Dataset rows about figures

┌──

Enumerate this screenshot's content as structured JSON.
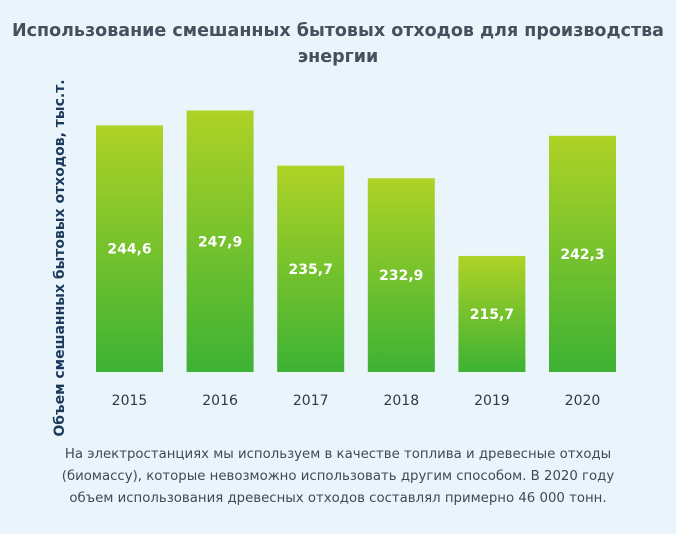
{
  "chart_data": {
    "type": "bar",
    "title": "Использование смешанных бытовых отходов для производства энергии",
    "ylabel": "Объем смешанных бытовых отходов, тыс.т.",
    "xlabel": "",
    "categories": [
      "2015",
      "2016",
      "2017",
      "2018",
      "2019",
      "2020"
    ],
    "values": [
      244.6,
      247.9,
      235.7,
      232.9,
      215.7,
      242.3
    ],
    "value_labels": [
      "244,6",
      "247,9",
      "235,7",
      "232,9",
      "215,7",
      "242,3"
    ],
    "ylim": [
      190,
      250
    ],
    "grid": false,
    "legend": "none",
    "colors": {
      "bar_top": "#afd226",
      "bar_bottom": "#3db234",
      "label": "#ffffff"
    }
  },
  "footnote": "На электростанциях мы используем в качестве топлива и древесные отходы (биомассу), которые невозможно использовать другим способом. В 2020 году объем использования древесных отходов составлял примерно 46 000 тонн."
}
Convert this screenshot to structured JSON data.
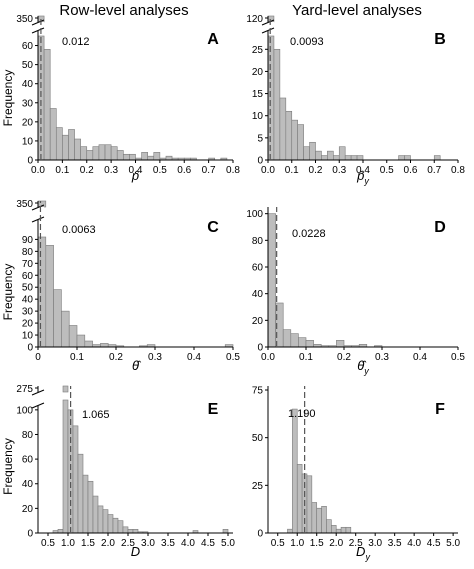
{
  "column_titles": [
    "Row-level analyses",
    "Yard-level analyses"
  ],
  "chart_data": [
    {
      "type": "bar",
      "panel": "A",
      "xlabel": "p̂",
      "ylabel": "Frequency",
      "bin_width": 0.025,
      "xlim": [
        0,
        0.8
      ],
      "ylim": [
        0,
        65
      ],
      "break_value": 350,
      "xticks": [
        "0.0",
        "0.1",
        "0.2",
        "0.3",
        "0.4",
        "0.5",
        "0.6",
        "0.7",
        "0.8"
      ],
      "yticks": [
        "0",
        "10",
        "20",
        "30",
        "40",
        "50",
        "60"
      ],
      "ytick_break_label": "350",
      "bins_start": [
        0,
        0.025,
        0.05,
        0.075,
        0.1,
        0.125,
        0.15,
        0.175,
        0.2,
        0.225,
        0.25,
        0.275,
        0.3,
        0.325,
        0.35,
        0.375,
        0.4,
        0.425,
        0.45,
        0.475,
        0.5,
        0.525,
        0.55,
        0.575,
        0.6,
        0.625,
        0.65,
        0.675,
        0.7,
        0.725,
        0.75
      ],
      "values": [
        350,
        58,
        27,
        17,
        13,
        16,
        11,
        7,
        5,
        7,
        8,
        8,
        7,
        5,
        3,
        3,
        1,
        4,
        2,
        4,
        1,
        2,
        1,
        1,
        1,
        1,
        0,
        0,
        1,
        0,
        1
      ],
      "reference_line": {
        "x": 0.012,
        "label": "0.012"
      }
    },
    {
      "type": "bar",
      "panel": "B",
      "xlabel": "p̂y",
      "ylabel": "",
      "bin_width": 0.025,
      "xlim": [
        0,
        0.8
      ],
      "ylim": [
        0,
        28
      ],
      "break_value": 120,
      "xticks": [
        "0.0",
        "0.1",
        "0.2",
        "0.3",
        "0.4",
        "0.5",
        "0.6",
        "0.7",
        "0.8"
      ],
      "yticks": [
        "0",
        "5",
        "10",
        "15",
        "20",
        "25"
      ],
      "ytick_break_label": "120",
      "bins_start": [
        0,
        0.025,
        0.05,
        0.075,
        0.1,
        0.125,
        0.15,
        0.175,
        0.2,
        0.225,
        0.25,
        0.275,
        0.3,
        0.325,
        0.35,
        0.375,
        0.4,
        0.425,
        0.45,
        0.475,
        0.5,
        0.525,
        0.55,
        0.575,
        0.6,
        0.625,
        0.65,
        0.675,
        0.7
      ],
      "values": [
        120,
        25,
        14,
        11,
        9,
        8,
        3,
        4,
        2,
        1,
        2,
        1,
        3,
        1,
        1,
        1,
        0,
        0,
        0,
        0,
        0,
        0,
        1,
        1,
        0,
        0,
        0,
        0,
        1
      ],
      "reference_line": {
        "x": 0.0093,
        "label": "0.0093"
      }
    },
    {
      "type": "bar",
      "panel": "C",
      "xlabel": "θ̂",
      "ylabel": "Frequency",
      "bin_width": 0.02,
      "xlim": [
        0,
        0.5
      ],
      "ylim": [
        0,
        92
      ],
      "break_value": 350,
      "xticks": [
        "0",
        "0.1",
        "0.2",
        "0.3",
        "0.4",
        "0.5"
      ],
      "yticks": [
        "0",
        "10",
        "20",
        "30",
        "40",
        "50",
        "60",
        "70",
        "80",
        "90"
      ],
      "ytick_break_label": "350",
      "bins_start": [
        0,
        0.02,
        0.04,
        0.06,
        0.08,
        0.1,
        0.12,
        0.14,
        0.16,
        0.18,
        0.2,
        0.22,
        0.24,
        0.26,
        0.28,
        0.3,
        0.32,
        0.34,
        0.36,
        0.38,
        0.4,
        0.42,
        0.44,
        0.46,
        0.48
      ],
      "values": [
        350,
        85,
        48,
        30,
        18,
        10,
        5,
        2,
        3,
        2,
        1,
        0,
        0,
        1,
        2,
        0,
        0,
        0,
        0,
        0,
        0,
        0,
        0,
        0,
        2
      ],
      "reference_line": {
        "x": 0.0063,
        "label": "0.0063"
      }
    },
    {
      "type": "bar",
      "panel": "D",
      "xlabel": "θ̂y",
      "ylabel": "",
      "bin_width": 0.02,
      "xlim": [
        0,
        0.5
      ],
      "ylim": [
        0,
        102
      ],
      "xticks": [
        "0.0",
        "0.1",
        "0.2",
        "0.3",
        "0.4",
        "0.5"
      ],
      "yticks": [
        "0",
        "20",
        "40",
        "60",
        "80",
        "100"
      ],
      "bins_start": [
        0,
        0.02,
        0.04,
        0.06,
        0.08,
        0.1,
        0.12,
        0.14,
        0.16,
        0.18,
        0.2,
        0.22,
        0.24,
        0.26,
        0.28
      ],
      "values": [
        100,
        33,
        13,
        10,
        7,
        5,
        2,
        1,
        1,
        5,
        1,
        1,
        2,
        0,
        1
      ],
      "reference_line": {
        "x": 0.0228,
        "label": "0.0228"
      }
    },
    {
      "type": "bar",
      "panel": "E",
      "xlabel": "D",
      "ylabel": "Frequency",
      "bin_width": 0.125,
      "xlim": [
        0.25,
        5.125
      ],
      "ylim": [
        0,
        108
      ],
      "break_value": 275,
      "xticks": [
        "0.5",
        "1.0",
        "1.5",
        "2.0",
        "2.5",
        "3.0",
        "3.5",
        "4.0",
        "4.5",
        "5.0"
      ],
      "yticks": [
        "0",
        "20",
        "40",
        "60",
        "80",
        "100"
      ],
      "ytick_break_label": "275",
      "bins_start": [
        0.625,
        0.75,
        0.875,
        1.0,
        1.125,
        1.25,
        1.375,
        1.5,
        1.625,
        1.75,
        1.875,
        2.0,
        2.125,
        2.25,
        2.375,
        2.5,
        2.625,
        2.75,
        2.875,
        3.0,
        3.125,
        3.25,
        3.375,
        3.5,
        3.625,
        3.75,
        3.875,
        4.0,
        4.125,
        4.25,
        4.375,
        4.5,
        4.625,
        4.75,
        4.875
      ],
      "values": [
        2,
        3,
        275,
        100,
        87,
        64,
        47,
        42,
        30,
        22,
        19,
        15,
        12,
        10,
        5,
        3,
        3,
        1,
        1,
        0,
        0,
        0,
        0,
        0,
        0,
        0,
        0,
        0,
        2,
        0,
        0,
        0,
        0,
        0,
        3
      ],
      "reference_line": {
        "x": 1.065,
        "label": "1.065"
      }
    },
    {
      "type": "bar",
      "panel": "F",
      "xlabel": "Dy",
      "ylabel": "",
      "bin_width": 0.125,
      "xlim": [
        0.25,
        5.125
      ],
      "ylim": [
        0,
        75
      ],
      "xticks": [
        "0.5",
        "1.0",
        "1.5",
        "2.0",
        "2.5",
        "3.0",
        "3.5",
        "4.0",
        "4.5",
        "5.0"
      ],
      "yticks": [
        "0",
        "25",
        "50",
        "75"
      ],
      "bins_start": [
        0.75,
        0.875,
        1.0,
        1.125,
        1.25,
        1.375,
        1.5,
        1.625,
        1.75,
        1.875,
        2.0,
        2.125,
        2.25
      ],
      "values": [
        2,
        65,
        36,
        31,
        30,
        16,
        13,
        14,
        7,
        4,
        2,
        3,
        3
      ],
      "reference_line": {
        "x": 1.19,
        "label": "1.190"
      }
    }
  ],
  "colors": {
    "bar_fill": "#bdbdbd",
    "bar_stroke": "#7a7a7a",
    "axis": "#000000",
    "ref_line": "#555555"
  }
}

└──

What needs to be done – Gather each line of the listing that holds the string "panel".

Answer to the problem –
      "panel": "A",
      "panel": "B",
      "panel": "C",
      "panel": "D",
      "panel": "E",
      "panel": "F",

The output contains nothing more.